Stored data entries
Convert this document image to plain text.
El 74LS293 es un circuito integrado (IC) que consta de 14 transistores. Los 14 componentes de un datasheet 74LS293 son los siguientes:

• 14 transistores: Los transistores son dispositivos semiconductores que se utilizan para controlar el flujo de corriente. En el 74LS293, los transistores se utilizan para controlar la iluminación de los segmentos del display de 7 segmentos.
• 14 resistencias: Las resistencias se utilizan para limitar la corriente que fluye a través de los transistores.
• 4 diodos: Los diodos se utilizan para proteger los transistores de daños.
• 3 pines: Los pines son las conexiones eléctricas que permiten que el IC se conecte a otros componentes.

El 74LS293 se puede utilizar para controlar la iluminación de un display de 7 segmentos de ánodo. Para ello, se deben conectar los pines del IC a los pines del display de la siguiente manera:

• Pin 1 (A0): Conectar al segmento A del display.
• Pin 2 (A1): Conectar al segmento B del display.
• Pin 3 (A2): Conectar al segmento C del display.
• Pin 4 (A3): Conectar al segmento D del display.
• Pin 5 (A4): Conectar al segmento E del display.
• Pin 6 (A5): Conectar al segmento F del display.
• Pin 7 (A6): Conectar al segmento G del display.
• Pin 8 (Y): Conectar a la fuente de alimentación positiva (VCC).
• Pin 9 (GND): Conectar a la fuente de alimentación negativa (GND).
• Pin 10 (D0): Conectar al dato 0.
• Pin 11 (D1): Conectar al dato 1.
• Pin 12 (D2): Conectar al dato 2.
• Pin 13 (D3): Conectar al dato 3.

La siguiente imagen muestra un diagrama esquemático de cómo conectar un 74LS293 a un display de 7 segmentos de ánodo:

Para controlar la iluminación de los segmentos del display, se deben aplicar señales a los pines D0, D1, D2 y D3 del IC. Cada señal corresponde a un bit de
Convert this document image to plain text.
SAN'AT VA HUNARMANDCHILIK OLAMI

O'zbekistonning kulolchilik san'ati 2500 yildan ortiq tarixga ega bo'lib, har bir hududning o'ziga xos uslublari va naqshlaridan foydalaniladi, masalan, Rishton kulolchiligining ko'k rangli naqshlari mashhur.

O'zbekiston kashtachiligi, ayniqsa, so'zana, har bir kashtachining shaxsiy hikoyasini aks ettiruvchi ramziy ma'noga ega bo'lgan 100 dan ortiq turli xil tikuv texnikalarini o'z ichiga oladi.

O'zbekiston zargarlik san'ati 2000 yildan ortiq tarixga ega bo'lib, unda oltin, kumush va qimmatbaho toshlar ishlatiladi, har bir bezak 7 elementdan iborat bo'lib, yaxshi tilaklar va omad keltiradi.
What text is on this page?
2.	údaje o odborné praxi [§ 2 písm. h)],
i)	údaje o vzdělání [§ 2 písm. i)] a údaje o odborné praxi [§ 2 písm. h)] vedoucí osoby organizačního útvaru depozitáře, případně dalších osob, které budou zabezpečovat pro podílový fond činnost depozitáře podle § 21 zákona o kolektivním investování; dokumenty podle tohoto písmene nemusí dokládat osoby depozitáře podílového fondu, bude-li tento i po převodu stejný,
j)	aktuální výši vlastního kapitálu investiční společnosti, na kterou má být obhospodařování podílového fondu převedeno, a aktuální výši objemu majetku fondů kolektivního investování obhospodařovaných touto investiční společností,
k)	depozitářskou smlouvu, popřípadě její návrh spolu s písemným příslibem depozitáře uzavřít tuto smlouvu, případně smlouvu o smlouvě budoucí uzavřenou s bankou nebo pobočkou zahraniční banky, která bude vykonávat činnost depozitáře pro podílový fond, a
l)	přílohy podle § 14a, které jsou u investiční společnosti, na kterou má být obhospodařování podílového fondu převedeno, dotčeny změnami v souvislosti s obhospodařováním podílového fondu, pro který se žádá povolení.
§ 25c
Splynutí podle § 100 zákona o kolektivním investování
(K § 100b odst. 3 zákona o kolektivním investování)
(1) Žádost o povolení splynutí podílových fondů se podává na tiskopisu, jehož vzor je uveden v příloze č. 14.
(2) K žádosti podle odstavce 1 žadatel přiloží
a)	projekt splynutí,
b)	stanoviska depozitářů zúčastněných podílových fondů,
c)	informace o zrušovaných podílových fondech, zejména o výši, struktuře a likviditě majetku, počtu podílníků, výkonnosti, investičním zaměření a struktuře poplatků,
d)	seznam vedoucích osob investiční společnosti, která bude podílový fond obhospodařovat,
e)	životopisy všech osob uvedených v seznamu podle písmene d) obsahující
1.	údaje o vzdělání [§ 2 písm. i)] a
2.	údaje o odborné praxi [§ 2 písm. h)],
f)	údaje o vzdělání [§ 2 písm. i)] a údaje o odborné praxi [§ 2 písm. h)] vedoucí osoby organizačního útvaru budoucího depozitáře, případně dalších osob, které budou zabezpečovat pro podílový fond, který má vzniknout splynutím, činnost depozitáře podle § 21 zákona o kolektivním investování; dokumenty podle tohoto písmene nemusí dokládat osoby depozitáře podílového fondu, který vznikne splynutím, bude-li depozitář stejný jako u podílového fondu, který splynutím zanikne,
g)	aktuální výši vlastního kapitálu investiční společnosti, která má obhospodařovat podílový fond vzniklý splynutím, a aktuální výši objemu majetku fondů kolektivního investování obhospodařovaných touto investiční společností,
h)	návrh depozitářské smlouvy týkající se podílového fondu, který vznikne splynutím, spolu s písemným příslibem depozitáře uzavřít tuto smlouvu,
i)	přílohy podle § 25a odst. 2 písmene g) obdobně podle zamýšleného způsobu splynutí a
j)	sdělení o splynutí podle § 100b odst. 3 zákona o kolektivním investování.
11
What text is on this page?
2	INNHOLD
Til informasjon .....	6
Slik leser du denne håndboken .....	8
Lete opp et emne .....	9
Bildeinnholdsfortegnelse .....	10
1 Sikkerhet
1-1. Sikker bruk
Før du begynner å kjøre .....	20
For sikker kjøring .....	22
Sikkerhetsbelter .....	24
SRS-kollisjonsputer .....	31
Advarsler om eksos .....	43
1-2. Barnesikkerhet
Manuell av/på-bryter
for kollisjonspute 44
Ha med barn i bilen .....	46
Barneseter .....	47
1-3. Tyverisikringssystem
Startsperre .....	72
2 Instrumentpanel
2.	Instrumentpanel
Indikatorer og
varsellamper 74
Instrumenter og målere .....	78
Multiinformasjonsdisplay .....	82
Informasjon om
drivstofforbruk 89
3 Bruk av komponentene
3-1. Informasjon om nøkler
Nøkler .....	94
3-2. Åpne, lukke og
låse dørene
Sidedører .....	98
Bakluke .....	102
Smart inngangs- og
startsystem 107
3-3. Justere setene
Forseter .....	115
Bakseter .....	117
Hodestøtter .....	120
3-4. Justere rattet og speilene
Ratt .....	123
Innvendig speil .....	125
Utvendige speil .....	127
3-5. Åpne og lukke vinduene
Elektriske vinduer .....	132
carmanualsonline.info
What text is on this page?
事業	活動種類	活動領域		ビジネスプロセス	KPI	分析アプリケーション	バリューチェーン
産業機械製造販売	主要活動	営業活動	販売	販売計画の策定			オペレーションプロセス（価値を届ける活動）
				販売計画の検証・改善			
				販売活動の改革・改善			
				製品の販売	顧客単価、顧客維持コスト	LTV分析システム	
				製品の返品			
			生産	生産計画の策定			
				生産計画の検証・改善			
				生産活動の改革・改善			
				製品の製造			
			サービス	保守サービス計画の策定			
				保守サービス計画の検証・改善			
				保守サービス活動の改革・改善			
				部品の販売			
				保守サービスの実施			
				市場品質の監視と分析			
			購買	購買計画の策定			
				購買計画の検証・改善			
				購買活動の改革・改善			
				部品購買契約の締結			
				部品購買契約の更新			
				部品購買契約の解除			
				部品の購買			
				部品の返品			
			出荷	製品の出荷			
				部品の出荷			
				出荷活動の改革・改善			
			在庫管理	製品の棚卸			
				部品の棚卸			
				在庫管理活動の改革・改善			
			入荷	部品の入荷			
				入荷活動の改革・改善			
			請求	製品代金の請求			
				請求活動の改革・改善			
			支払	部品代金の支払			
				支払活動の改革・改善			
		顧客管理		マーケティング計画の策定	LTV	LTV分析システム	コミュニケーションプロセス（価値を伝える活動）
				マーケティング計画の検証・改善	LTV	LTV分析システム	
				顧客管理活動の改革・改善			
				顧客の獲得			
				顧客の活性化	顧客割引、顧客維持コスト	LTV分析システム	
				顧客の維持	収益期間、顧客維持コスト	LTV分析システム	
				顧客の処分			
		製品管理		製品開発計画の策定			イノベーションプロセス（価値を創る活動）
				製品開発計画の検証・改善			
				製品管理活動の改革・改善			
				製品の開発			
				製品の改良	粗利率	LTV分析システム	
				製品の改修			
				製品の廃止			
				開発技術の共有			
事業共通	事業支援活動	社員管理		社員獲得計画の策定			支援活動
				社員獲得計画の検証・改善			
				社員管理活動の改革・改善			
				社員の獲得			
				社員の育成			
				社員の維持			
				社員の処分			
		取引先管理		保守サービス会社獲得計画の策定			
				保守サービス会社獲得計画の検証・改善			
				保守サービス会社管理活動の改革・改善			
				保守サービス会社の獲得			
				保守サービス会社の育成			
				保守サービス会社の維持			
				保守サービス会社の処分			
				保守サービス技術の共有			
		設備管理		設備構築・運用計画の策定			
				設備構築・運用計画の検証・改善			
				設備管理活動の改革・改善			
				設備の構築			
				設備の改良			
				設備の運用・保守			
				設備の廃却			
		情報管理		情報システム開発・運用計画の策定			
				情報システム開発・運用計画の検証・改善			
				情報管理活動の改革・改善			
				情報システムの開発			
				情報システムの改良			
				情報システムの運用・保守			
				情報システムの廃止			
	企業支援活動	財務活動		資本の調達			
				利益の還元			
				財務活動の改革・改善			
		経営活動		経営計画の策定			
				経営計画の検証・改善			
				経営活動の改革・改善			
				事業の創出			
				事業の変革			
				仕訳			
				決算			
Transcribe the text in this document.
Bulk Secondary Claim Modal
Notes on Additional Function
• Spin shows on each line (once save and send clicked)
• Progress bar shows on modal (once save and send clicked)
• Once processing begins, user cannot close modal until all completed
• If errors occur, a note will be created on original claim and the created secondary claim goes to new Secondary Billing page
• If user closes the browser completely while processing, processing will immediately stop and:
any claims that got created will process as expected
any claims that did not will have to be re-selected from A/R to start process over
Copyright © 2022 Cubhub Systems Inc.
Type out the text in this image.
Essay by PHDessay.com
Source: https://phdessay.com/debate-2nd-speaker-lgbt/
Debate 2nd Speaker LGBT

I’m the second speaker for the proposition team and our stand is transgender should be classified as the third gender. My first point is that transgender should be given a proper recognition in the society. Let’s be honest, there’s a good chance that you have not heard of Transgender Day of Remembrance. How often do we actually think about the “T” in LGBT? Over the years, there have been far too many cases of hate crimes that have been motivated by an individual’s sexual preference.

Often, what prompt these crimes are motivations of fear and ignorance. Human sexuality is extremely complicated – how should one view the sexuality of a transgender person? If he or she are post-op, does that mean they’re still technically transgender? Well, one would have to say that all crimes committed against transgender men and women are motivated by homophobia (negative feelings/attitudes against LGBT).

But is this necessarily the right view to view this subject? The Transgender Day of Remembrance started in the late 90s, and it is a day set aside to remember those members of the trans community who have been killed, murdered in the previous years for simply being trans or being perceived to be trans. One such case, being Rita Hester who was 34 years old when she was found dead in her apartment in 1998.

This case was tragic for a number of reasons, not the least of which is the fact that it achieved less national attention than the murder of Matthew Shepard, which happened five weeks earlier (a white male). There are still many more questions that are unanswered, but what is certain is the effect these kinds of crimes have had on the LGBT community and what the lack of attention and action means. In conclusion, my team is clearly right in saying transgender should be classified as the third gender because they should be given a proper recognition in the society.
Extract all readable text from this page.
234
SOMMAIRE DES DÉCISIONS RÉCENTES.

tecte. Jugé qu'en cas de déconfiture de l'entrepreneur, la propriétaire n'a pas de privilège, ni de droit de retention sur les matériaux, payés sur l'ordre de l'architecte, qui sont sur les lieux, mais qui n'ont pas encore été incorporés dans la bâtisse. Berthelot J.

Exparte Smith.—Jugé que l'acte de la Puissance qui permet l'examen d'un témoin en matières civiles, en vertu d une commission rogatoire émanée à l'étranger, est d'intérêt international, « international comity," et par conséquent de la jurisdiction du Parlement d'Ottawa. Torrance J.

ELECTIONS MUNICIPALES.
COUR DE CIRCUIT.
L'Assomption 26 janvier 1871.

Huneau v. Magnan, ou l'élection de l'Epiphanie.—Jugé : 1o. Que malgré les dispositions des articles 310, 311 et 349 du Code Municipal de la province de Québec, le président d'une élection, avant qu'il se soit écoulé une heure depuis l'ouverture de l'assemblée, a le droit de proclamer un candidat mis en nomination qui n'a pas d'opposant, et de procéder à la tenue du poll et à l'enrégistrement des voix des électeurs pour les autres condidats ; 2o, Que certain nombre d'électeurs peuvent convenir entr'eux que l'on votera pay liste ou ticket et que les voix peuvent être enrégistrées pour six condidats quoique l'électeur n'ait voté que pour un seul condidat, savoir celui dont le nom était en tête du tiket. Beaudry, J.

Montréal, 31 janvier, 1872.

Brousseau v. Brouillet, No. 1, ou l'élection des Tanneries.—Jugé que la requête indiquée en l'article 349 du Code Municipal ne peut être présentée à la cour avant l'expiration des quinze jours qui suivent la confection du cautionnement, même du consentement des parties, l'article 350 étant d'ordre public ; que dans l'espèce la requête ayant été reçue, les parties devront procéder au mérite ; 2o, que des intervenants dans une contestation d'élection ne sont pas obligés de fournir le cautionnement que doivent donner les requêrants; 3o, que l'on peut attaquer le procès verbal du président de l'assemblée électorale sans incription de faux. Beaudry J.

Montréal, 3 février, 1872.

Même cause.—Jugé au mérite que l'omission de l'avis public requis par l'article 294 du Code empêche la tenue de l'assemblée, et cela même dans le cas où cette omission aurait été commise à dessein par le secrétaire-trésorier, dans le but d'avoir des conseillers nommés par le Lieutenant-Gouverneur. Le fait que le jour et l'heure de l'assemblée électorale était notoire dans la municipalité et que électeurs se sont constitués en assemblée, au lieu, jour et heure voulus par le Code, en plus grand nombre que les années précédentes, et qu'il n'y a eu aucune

Goal: Reply with the number of lines in the preceding entries that contain "顧客維持コスト", and no other words.

Finished answer: 3